What to work on: Write the material out again in full, word for word. Do not include the pictures.

Material to process:

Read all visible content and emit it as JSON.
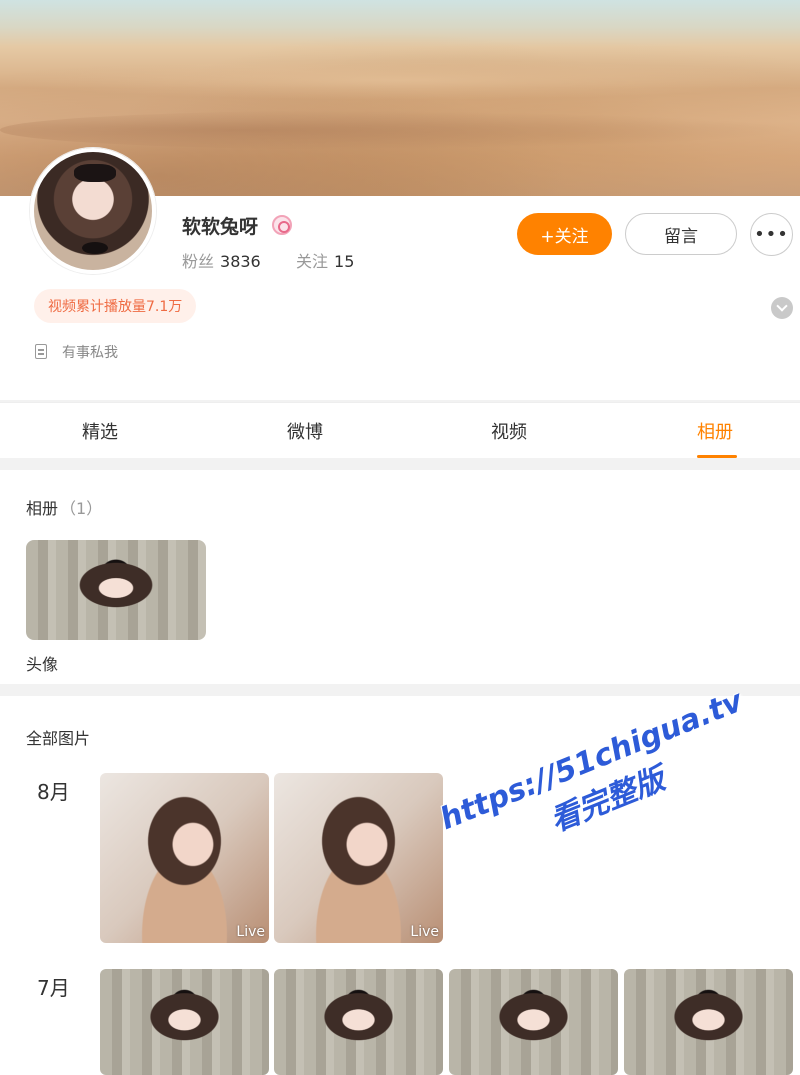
{
  "profile": {
    "username": "软软兔呀",
    "fans_label": "粉丝",
    "fans_count": "3836",
    "following_label": "关注",
    "following_count": "15",
    "follow_button": "+关注",
    "message_button": "留言",
    "more_button": "•••",
    "play_badge": "视频累计播放量7.1万",
    "bio": "有事私我"
  },
  "tabs": [
    {
      "label": "精选",
      "active": false
    },
    {
      "label": "微博",
      "active": false
    },
    {
      "label": "视频",
      "active": false
    },
    {
      "label": "相册",
      "active": true
    }
  ],
  "album_section": {
    "title": "相册",
    "count": "（1）",
    "albums": [
      {
        "label": "头像"
      }
    ]
  },
  "photos_section": {
    "title": "全部图片",
    "groups": [
      {
        "month": "8月",
        "photos": [
          {
            "badge": "Live"
          },
          {
            "badge": "Live"
          }
        ]
      },
      {
        "month": "7月",
        "photos": [
          {},
          {},
          {},
          {}
        ]
      }
    ]
  },
  "watermark": {
    "line1": "https://51chigua.tv",
    "line2": "看完整版"
  },
  "colors": {
    "accent": "#ff8200",
    "badge_text": "#ef6b43",
    "badge_bg": "#fff0ea",
    "watermark": "#2d5bd8"
  }
}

Answer to the exercise:
Read all visible content and emit it as JSON.
{
  "profile": {
    "username": "软软兔呀",
    "fans_label": "粉丝",
    "fans_count": "3836",
    "following_label": "关注",
    "following_count": "15",
    "follow_button": "+关注",
    "message_button": "留言",
    "more_button": "•••",
    "play_badge": "视频累计播放量7.1万",
    "bio": "有事私我"
  },
  "tabs": [
    {
      "label": "精选",
      "active": false
    },
    {
      "label": "微博",
      "active": false
    },
    {
      "label": "视频",
      "active": false
    },
    {
      "label": "相册",
      "active": true
    }
  ],
  "album_section": {
    "title": "相册",
    "count": "（1）",
    "albums": [
      {
        "label": "头像"
      }
    ]
  },
  "photos_section": {
    "title": "全部图片",
    "groups": [
      {
        "month": "8月",
        "photos": [
          {
            "badge": "Live"
          },
          {
            "badge": "Live"
          }
        ]
      },
      {
        "month": "7月",
        "photos": [
          {},
          {},
          {},
          {}
        ]
      }
    ]
  },
  "watermark": {
    "line1": "https://51chigua.tv",
    "line2": "看完整版"
  },
  "colors": {
    "accent": "#ff8200",
    "badge_text": "#ef6b43",
    "badge_bg": "#fff0ea",
    "watermark": "#2d5bd8"
  }
}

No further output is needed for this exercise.